■ Exercício proposto
Continue a reportagem sobre o licenciamento ambiental em Minas Gerais, reproduzida abaixo, a partir da última frase apresentada.

■ Trecho selecionado
════════

O desmonte dos conselhos e o aparelhamento das câmaras decisórias do licenciamento ambiental em Minas Gerais

Na última reportagem da série “O caminho do licenciamento ambiental”, o Lei.A mostra como o interesse político provocou o desvirtuamento do licenciamento e transformou os conselhos de decisão em mera formalidade 

Conheça a lei aprovada apenas 20 dias após a tragédia da Samarco,  que flexibilizou o licenciamento em MG

Enquanto na Alemanha, as empresas não têm poder de voto nas câmaras decisórias do licenciamento ambiental, no Brasil, elas e as entidades que as defendem politicamente são maioria e decidem votações

Três acidentes ou tragédias envolvendo barragens acontecem no Brasil a cada ano, em média, segundo dados da Agência Nacional de Águas (ANA). A maioria absoluta em Minas Gerais.

No entanto, a repetição de rompimentos, desastres socioambientais e mortes não tem servido para endurecer as legislações e nem para tornar as empresas mineradoras mais responsáveis diante da vida de populações que vivem próximas aos seus empreendimentos.

Fonte: ANA – Agência Nacional de Águas

 

Na reportagem anterior desta série, mostramos diversas imperfeições e desequilíbrio provocados pelo poderio político e econômico que, de alguma forma, se ligam com tragédias e danos irreversíveis (clique no link e leia a segunda reportagem da série). Nessa última reportagem, nós do Lei.A trataremos de duas delas: as manobras políticas para flexibilizar a legislação que rege o licenciamento ambiental em Minas Gerais e o estratégico aparelhamento dos conselhos deliberativos.

 

A manobra após a tragédia em Mariana

#Conheça

Nem a morte de 19 pessoas e a destruição de grande parte da biodiversidade da Bacia Hidrográfica do Rio Doce, ocasionadas pelo rompimento da Barragem da Samarco em Mariana, em 2015, foram capazes de sensibilizar as autoridades políticas e empresariais do estado. Apenas 20 dias após a tragédia, deputados estaduais aprovaram na Assembleia Legislativa uma lei que, na contramão de uma política ambiental mais rígida, flexibilizou o licenciamento ambiental em Minas Gerais, inclusive da mineração e suas barragens de rejeitos.

════════

■ Dados fornecidos
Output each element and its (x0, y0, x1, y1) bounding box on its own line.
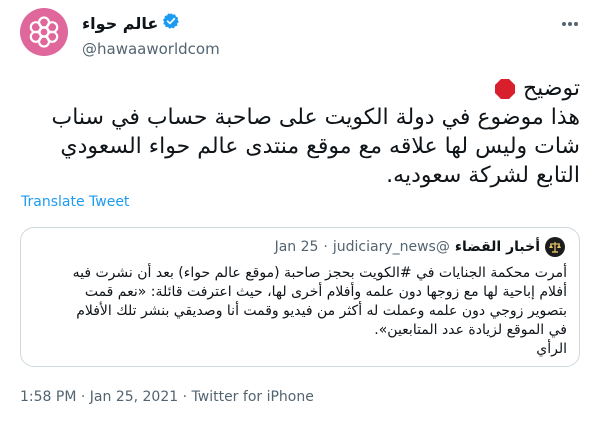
author-name-row: عالم حواء (82, 12, 220, 34)
translate-tweet-link[interactable]: Translate Tweet (21, 194, 129, 210)
author-block: عالم حواء @hawaaworldcom (82, 12, 220, 58)
tweet-time[interactable]: 1:58 PM (20, 389, 76, 405)
quoted-line-4: في الموقع لزيادة عدد المتابعين». (374, 322, 567, 338)
tweet-meta: 1:58 PM · Jan 25, 2021 · Twitter for iPh… (20, 389, 314, 405)
quoted-tweet-card[interactable]: أخبار القضاء @judiciary_news · Jan 25 أم… (20, 227, 580, 367)
tweet-line-4: التابع لشركة سعوديه. (386, 163, 580, 188)
author-avatar[interactable] (20, 8, 68, 56)
verified-badge-icon (162, 12, 180, 34)
tweet-line-1: توضيح (20, 74, 580, 103)
quoted-line-3: بتصوير زوجي دون علمه وعملت له أكثر من في… (76, 303, 567, 319)
quoted-author-handle: @judiciary_news (332, 239, 450, 255)
tweet-heading: توضيح (522, 76, 580, 101)
scales-of-justice-icon (545, 237, 565, 257)
quoted-line-1: أمرت محكمة الجنايات في #الكويت بحجز صاحب… (72, 265, 567, 281)
stop-sign-icon (494, 78, 516, 100)
tweet-source[interactable]: Twitter for iPhone (192, 389, 314, 405)
meta-separator: · (178, 389, 192, 405)
author-handle[interactable]: @hawaaworldcom (82, 40, 220, 58)
author-name[interactable]: عالم حواء (82, 14, 158, 33)
quoted-date: Jan 25 (274, 239, 319, 255)
quoted-separator: · (323, 239, 328, 255)
tweet-line-3: شات وليس لها علاقه مع موقع منتدى عالم حو… (60, 134, 580, 159)
quoted-line-2: أفلام إباحية لها مع زوجها دون علمه وأفلا… (84, 284, 567, 300)
quoted-tweet-text: أمرت محكمة الجنايات في #الكويت بحجز صاحب… (33, 264, 567, 359)
tweet-date[interactable]: Jan 25, 2021 (90, 389, 178, 405)
tweet-text: توضيح هذا موضوع في دولة الكويت على صاحبة… (20, 74, 581, 190)
tweet-line-2: هذا موضوع في دولة الكويت على صاحبة حساب … (51, 105, 581, 130)
quoted-line-5: الرأي (536, 341, 567, 357)
quoted-author-name: أخبار القضاء (454, 239, 540, 255)
meta-separator: · (76, 389, 90, 405)
more-options-icon[interactable] (556, 10, 584, 38)
quoted-tweet-header: أخبار القضاء @judiciary_news · Jan 25 (275, 237, 565, 257)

════════

■ Resposta do exercício
Em 25 de novembro de 2015, o Projeto de Lei nº 2.946, de autoria do então governador Fernando Pimentel (PT), foi aprovado após tramitar em regime de urgência na Assembleia Legislativa, com ampla maioria dos votos dos deputados (57 foram a favor e nove contra). Sancionada pelo próprio Pimentel, a nova lei alterou o funcionamento do Sistema Estadual do Meio Ambiente e Recursos Hídricos (Sisema) e, com isso, colocou critérios políticos e financeiros acima da segurança da população.

Para saber o que é o SISEMA e como funciona atualmente a concessão de licenças, veja a primeira matéria da série “O caminho do licenciamento ambiental”: clique aqui

A nova lei, que ganhou o número 21.972, alterou o funcionamento dos conselhos decisórios, enfraquecendo a participação da sociedade e do Ministério Público, permitindo que o licenciamento ambiental de projetos causadores de significativo impacto ambiental , antes realizado em três fases distintas – licença prévia, licença de operação e licença de instalação –, fosse condensado em apenas uma etapa (licenciamento concomitante).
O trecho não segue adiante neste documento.